# [Objective]
Copy all lines that contain the word "Average".

# [Exercise input]
···

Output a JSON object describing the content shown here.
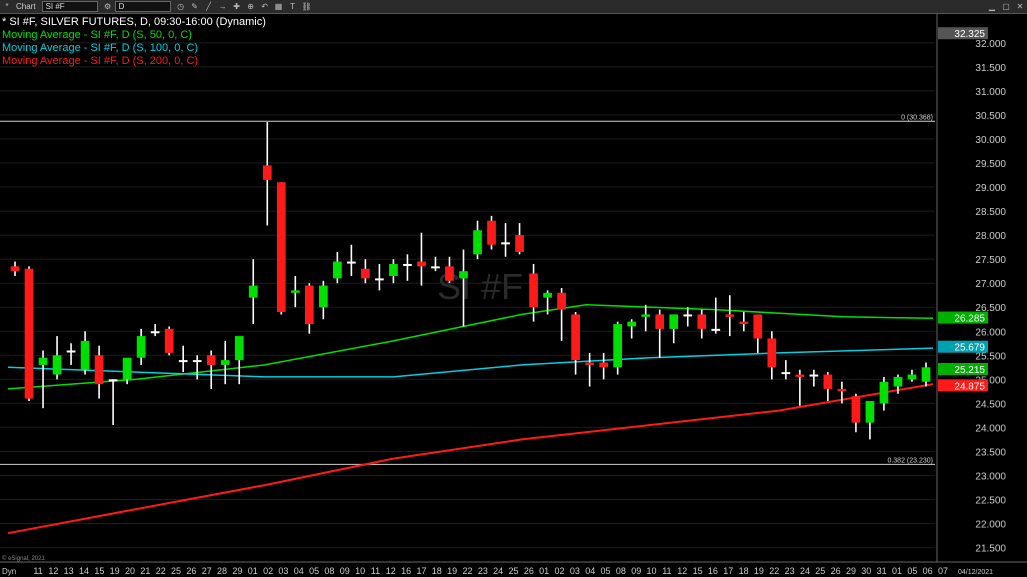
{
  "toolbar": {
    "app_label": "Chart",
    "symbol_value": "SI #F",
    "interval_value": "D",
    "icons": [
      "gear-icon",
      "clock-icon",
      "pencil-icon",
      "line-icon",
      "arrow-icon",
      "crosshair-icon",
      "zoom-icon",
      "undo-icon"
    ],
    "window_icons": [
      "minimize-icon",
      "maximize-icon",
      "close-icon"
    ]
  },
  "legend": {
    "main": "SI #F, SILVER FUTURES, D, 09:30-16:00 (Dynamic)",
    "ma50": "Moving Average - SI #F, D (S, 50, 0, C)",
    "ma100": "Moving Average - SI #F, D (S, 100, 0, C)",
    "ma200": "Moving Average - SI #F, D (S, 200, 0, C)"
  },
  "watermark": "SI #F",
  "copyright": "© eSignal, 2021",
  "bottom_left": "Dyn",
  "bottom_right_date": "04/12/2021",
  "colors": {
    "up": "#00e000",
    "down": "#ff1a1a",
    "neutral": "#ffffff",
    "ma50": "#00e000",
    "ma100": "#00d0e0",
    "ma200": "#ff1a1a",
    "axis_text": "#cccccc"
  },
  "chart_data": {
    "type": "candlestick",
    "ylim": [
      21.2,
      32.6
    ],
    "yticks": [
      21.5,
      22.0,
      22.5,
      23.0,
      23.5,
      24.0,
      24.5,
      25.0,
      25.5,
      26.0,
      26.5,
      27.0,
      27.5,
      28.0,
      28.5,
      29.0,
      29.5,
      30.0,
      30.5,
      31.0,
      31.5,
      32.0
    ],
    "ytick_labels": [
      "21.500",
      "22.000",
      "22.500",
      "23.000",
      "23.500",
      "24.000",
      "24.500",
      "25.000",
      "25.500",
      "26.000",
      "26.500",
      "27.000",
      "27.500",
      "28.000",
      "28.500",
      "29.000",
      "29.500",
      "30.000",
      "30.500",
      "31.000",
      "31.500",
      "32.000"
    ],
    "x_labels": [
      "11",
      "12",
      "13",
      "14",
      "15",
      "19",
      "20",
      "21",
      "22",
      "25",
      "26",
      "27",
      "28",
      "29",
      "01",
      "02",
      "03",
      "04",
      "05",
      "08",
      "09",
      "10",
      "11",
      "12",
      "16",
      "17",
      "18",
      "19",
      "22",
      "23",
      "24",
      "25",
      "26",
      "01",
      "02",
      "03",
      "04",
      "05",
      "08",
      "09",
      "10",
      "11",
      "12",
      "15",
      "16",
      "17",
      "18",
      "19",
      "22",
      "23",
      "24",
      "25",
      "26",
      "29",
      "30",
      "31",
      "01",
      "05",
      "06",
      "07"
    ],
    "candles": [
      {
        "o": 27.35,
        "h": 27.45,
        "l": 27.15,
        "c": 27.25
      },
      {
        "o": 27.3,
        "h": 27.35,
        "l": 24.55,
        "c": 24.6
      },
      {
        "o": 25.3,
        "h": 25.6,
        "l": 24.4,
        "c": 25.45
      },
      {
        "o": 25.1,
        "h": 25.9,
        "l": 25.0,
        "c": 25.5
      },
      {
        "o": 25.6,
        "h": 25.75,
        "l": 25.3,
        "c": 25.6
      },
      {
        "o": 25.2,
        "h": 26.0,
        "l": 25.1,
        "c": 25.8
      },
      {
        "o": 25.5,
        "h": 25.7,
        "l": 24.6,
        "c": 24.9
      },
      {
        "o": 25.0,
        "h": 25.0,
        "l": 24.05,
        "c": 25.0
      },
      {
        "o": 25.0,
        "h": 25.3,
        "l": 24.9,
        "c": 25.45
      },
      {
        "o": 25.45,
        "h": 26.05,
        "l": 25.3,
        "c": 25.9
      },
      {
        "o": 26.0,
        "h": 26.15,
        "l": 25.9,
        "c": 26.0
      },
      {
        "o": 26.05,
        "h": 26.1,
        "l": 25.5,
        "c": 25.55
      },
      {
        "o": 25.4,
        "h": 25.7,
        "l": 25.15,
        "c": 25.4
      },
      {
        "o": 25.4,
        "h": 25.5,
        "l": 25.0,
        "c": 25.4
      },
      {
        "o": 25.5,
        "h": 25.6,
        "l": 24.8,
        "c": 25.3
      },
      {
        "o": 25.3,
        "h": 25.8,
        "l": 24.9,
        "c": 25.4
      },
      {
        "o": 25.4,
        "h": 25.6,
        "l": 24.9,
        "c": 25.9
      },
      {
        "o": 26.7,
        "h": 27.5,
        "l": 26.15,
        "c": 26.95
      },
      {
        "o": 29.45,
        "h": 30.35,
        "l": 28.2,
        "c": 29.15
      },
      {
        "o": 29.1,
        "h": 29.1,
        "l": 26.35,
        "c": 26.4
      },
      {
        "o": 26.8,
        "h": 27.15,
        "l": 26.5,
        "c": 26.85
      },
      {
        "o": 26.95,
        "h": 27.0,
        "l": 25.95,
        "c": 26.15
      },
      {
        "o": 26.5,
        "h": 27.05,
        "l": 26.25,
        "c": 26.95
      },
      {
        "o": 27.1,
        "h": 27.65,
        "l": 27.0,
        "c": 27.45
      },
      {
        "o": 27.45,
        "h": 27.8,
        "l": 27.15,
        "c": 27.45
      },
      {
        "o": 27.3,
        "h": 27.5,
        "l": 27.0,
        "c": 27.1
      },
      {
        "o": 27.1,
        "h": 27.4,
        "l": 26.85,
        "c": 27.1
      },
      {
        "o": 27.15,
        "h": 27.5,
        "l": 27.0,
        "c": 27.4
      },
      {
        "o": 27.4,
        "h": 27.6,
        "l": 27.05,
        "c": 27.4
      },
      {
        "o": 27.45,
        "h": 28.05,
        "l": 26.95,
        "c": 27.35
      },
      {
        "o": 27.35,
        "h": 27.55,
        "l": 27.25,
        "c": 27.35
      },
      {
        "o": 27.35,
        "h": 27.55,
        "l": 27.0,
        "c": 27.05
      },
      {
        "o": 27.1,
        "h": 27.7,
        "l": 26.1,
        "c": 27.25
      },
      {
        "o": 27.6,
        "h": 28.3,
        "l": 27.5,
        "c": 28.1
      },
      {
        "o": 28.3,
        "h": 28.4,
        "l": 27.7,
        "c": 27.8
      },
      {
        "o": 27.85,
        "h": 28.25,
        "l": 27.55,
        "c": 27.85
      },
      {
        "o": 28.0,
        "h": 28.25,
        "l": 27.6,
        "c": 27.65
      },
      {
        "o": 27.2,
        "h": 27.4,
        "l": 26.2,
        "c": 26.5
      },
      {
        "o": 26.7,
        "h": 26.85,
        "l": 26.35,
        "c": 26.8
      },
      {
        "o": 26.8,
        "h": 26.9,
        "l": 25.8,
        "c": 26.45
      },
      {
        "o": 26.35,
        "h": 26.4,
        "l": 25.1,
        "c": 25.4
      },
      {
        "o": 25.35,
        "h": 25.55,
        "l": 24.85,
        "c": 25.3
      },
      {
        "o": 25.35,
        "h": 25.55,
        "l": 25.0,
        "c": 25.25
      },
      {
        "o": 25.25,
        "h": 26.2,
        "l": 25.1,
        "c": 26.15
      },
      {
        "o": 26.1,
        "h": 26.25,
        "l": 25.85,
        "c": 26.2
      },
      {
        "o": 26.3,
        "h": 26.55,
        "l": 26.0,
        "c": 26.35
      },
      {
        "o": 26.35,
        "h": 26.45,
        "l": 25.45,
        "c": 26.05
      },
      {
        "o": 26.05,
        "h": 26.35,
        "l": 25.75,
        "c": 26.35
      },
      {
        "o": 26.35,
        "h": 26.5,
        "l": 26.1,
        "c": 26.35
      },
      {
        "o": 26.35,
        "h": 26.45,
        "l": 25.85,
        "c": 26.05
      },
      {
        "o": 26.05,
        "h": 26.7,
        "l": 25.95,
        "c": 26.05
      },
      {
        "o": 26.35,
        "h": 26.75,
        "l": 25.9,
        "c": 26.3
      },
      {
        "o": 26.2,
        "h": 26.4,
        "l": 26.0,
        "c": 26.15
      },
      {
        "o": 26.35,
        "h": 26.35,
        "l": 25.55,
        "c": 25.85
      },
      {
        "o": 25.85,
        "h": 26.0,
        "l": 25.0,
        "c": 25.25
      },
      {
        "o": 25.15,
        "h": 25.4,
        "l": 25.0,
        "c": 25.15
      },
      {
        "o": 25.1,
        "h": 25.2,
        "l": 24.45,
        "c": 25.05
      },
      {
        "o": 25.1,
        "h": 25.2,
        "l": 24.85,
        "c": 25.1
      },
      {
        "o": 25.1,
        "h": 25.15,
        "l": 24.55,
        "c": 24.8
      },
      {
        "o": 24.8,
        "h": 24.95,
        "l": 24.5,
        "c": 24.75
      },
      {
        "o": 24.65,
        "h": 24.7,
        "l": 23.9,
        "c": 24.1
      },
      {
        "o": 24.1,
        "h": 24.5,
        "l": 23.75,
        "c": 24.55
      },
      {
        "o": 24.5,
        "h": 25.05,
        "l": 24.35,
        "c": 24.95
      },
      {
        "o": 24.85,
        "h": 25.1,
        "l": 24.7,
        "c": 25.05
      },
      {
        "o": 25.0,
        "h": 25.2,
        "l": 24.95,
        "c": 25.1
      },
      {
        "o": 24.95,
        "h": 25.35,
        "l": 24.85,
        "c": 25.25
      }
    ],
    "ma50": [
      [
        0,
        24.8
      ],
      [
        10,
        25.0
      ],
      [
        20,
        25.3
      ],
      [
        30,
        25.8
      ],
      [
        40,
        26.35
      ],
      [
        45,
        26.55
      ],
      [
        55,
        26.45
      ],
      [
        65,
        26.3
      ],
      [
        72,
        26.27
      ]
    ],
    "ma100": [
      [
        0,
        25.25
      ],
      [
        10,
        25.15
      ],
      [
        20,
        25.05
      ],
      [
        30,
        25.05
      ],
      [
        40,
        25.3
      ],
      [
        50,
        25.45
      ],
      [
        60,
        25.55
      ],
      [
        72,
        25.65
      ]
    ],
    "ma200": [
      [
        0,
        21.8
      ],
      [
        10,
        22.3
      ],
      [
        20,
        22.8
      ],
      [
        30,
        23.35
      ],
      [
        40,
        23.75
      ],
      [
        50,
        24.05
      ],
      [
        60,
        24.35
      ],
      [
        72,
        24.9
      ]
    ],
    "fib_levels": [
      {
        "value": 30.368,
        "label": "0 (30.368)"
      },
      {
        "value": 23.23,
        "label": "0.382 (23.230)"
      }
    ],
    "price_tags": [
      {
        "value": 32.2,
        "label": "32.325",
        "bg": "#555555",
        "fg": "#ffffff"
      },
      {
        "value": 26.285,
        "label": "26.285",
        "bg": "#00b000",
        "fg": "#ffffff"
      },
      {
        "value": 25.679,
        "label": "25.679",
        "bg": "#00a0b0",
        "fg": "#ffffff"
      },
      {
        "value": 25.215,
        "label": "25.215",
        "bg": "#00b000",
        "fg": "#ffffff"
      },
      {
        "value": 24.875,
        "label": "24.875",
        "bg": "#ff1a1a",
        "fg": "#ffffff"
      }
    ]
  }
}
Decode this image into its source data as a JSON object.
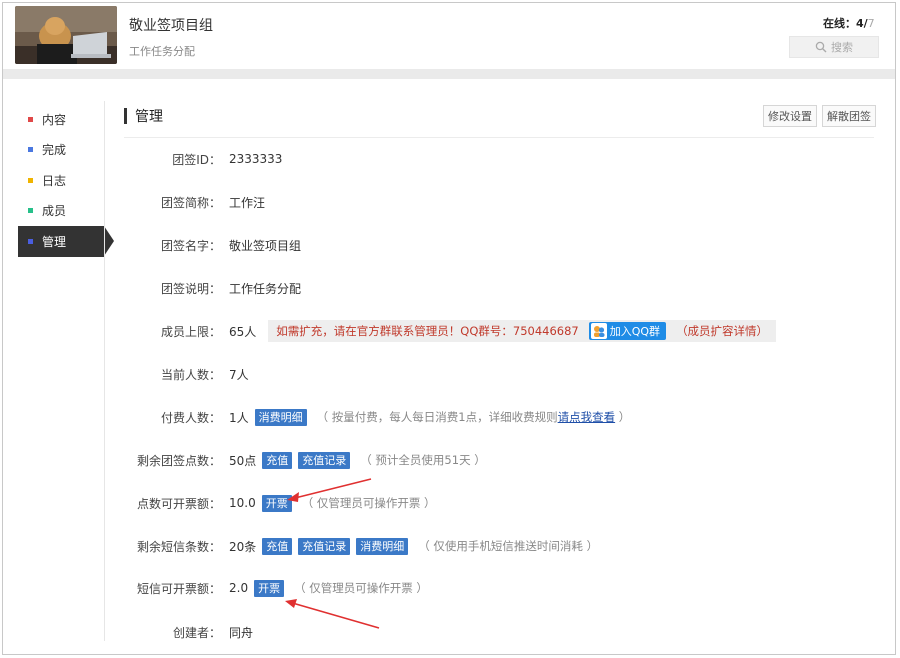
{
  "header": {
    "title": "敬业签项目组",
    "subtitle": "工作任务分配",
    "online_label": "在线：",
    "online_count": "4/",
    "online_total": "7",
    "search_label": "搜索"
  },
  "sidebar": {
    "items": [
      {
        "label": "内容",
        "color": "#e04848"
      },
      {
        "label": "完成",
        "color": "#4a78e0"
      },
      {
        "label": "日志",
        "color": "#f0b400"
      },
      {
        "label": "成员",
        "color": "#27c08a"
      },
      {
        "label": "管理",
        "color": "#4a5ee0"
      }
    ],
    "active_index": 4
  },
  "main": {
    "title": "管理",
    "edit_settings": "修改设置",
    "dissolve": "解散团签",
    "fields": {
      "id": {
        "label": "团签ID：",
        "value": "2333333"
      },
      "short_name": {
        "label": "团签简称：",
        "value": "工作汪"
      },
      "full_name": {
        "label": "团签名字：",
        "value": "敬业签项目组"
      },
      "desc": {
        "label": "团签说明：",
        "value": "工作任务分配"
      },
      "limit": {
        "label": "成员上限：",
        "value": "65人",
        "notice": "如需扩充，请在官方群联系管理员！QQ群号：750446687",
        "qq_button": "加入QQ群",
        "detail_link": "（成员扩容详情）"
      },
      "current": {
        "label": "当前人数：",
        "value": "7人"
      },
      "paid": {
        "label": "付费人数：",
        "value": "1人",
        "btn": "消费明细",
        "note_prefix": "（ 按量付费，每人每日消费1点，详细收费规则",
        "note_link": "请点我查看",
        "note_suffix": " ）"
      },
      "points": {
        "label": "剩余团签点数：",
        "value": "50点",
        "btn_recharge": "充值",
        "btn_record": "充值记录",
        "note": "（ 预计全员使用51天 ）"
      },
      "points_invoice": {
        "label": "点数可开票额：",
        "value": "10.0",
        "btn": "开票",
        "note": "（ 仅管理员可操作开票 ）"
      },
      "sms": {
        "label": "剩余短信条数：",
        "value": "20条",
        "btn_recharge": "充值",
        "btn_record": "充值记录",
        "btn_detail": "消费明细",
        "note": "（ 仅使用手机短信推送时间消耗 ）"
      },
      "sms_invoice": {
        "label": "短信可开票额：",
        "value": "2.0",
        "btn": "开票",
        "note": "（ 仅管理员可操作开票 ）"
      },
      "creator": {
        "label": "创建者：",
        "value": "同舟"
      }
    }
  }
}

···

# [Solved exercise]
    "ma50": "Moving Average - SI #F, D (S, 50, 0, C)",
    "ma100": "Moving Average - SI #F, D (S, 100, 0, C)",
    "ma200": "Moving Average - SI #F, D (S, 200, 0, C)"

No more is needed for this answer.